→ Provided passage
○ ○ ○ ○

The learned Dr. Lushington in THE INDUSTRIE [1854] (Spinks, 54; 2 Eng. P.C. 297) remarked as follows: "What would become of belligerent rights if, when you search vessels

under hostile colours, you are to be told 'this is not a Russian vessel; it is neutral, or nine-tenths is neutral. You are quite mistaken; it is entitled to restitution at the hands of the Court.' It is manifest that the right of search under these circumstances would be destroyed. It is clear that the whole trade of an enemy might be carried on with perfect impunity, and all the naval force of France and Great Britain would never be able to carry into execution those rights which they are undoubtedly justified in exercising by the Law of Nations." He added that in that case he entertained no doubt, and condemned the vessel.

The same learned Judge, in giving judgment in THE PRIMUS [1854] (Spinks, 48; 2 Eng. P.C. 291), said: "There are two questions to be disposed of in this case: the one regarding certain claims for a share in the ship and the other relating to the cargo. The first is a pure question of law, whether the persons who now claim, and who are admitted, for the purpose of argument, to be neutral subjects, are entitled to have the ship restored. On the part of the Crown it has been contended that the flag and the pass are binding upon all persons having property or shares in the ship. In support of this principle, authorities have been brought before the Court which must govern it in this and all similar cases. The only distinction attempted to be established in the present case is that this is property in the vessel belonging to neutral subjects, which existed antecedent to the breaking out of the war. It has been urged" (continued Dr. Lushington) "that I ought to take notice of that distinction, but I apprehend that not only the authority of Lord Stowell, but every argument he used, go the whole length of saying, that whoever embarks his property in shares of a ship is bound by the character of that ship, whatever it may happen to be. If he reap the benefit accruing during peace, he must also take the consequence of war."

The Attorney-General, in his argument, submitted that he was entitled to claim condemnation, although at the present time he was not asking for an order of sale. He argued that on a true construction of the Prize Courts (Procedure) Act, 1914, section 20 of the Naval Prize Act of 1864 was (for the purpose of this case) in full force and effect, and that thereunder the Court was required either to condemn or release the captured ship.

○ ○ ○ ○

→ Annotated element listings
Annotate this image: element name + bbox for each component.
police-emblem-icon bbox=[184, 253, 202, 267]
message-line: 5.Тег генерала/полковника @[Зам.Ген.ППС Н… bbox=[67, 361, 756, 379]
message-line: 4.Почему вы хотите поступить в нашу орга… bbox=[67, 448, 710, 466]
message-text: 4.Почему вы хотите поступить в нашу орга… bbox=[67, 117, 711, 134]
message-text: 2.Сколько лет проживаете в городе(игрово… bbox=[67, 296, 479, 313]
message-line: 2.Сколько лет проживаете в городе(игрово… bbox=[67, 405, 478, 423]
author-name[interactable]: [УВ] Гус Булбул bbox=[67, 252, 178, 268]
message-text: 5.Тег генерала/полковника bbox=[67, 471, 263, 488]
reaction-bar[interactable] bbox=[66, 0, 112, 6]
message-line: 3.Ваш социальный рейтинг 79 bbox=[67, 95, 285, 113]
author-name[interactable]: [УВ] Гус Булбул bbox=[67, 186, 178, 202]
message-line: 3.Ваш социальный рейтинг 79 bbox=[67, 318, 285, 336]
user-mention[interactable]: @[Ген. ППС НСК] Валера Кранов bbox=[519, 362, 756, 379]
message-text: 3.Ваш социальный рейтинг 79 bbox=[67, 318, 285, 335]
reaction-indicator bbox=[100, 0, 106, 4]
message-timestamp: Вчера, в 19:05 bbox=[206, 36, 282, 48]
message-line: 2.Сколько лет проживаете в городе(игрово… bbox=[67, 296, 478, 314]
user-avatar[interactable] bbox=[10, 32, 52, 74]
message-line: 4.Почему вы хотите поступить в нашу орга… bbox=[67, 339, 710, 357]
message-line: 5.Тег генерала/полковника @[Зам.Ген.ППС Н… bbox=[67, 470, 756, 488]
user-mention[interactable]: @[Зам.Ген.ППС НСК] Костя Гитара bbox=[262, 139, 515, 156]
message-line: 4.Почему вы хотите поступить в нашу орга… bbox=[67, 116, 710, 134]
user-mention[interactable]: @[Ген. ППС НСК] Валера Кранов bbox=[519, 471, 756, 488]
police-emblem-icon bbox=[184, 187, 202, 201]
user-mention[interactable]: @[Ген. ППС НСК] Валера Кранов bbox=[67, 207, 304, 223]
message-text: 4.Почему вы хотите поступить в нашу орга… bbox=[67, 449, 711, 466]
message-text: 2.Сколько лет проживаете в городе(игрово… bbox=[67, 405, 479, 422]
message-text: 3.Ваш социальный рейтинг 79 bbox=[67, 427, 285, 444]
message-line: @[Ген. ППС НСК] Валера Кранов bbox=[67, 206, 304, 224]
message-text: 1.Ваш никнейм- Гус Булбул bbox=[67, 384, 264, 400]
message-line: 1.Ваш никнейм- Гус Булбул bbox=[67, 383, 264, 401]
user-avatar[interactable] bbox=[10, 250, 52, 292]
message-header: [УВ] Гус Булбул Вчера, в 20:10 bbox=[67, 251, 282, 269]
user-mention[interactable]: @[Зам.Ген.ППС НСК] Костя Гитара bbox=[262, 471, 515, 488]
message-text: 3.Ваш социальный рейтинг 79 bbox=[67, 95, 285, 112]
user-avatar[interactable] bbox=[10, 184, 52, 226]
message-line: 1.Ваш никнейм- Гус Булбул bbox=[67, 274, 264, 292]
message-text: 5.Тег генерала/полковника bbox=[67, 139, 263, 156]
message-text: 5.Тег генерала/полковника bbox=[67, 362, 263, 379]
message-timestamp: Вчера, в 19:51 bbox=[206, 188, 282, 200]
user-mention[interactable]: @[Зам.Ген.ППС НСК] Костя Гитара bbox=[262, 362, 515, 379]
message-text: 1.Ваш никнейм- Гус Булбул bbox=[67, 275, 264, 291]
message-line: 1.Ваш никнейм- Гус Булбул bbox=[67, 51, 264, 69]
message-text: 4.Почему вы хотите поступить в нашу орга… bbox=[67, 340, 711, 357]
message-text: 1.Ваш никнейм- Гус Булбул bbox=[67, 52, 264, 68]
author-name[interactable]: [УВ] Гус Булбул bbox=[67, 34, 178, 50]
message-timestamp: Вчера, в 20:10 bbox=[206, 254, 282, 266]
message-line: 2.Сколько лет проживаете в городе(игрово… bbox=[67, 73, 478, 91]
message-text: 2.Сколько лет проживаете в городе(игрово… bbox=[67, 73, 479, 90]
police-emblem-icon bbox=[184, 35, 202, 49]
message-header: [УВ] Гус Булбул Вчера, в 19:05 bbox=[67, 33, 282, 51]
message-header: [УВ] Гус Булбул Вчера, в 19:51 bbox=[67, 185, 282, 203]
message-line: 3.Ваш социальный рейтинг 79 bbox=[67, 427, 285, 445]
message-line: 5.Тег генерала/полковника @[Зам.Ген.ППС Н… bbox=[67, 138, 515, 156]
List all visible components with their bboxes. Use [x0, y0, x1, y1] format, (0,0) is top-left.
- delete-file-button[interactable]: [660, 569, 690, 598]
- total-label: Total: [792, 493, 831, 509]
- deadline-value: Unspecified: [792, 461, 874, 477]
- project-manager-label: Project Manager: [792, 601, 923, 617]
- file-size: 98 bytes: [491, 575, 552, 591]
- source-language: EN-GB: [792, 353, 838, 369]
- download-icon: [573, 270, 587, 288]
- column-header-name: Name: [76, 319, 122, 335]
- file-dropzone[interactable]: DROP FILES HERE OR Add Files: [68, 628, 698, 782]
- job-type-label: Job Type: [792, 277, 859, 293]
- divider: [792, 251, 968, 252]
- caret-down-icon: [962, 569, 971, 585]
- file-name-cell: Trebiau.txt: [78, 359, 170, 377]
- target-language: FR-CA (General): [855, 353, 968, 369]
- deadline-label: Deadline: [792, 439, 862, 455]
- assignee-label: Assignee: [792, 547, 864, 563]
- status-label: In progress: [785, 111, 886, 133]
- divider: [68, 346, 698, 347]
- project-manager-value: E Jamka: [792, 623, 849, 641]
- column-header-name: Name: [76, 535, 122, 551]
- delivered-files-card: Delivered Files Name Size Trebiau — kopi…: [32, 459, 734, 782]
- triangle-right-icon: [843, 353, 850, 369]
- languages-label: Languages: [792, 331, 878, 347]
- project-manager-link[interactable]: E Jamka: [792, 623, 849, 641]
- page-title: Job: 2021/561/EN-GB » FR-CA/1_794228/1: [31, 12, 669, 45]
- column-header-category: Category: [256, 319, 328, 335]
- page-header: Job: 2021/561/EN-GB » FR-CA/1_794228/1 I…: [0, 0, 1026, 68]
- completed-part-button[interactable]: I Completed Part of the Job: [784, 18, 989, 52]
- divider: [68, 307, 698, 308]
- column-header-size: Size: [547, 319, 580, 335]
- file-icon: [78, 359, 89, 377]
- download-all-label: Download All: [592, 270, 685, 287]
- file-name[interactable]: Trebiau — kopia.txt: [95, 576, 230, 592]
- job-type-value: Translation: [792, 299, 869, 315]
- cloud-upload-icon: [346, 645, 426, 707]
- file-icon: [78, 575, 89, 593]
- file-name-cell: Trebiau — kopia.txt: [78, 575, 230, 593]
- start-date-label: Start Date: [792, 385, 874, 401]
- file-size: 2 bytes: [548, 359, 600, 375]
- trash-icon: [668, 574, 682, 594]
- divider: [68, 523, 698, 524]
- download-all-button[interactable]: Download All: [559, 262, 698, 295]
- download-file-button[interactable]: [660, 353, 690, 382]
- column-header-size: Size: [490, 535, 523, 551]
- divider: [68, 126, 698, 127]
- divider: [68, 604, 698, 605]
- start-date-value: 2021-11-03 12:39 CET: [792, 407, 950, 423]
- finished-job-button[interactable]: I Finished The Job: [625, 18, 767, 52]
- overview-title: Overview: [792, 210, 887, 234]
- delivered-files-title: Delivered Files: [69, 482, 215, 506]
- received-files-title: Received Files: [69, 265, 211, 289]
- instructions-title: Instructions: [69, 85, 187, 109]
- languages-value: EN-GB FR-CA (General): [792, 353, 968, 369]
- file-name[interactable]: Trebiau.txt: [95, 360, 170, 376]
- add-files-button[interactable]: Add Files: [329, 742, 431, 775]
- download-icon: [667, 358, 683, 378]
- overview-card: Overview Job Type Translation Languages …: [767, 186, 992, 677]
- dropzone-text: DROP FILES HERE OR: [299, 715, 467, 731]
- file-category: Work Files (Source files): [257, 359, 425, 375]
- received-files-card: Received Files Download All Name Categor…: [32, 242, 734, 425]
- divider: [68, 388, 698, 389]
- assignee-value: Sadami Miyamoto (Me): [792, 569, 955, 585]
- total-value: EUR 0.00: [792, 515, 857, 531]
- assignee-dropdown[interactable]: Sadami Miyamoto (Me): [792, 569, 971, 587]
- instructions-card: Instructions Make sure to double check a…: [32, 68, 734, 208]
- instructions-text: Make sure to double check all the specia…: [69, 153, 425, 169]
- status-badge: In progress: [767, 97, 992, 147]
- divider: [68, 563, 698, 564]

○ ○ ○ ○

→ Jobs
a – Locate each row above that contains the string "Почему" and copy those rows out in full.
b – Proceed with the passage on prize court rulings about neutral claims to captured ships, writing on from its final sentence.

→ Answers by task
a –
message-line: 4.Почему вы хотите поступить в нашу орга… bbox=[67, 448, 710, 466]
message-text: 4.Почему вы хотите поступить в нашу орга… bbox=[67, 117, 711, 134]
message-line: 4.Почему вы хотите поступить в нашу орга… bbox=[67, 339, 710, 357]
message-line: 4.Почему вы хотите поступить в нашу орга… bbox=[67, 116, 710, 134]
message-text: 4.Почему вы хотите поступить в нашу орга… bbox=[67, 449, 711, 466]
message-text: 4.Почему вы хотите поступить в нашу орга… bbox=[67, 340, 711, 357]

b –
Counsel for the claimants, on the other hand, submitted that the Court should decline to order condemnation, and should

instead order a detention of the ship. He argued that section 20 of the Naval Prize Act of 1864 had been repealed by the Prize Courts (Procedure) Act, 1914, and that inasmuch as the new Prize Court Rules of 1914 came into force in this Colony on September 3 last, the Court should have regard to Order XXVIII. rule 1 thereof (notwithstanding its direction that this case should be continued under the Rules of 1898). Order XXVIII. rule 1 of the Rules of 1914, reads: "Where it is held in a suit for condemnation that the ship is an enemy ship, but in pursuance of some international convention, or otherwise, is only liable to detention and not to condemnation, the decree shall direct the marshal to retain the ship in his custody until further orders." Pressed as to what international convention or otherwise he relied on, counsel said he relied on the third article of the Sixth Hague Convention, and on article 6 of the Order in Council of August 4, 1914 (promulgated in this Colony on August 5). He quoted the recent case of THE TOMMI AND THE ROTHERSAND (ante, p. 16; [1914] P. 251), and referred to that of THE R. C. RICHMERS. (Times, Sept. 25, 1914).

The question of whether and how far the provisions of the Hague Convention of 1907 are binding on a British Prize Court is one which I believe has not yet been decided. But it is unnecessary to have regard to this Convention in this. case, as, if it applied, the article which would have to operate would be article 3, and as to that Germany has not agreed. So no benefit can possibly be given under it. Order 6 of the Order in Council of August 4, 1914, has reference only to enemy merchant ships which, first, at the date of the outbreak of war were in any port in which the Order applied, or which, secondly, cleared from their last port before the declaration of war, and after the outbreak of hostilities entered a port to which the Order applied with no knowledge of the war. The cases of THE TOMMI AND THE ROTHERSAND (ante, p. 16; [1914] P. 251) and THE R. C. RICHMERS (Times, Sept. 25, 1914) were all cases of vessels which had been captured in port. The vessel in the present instance was taken, as pointed out already, at sea on August 8, and among her ship's papers is a German wireless certificate.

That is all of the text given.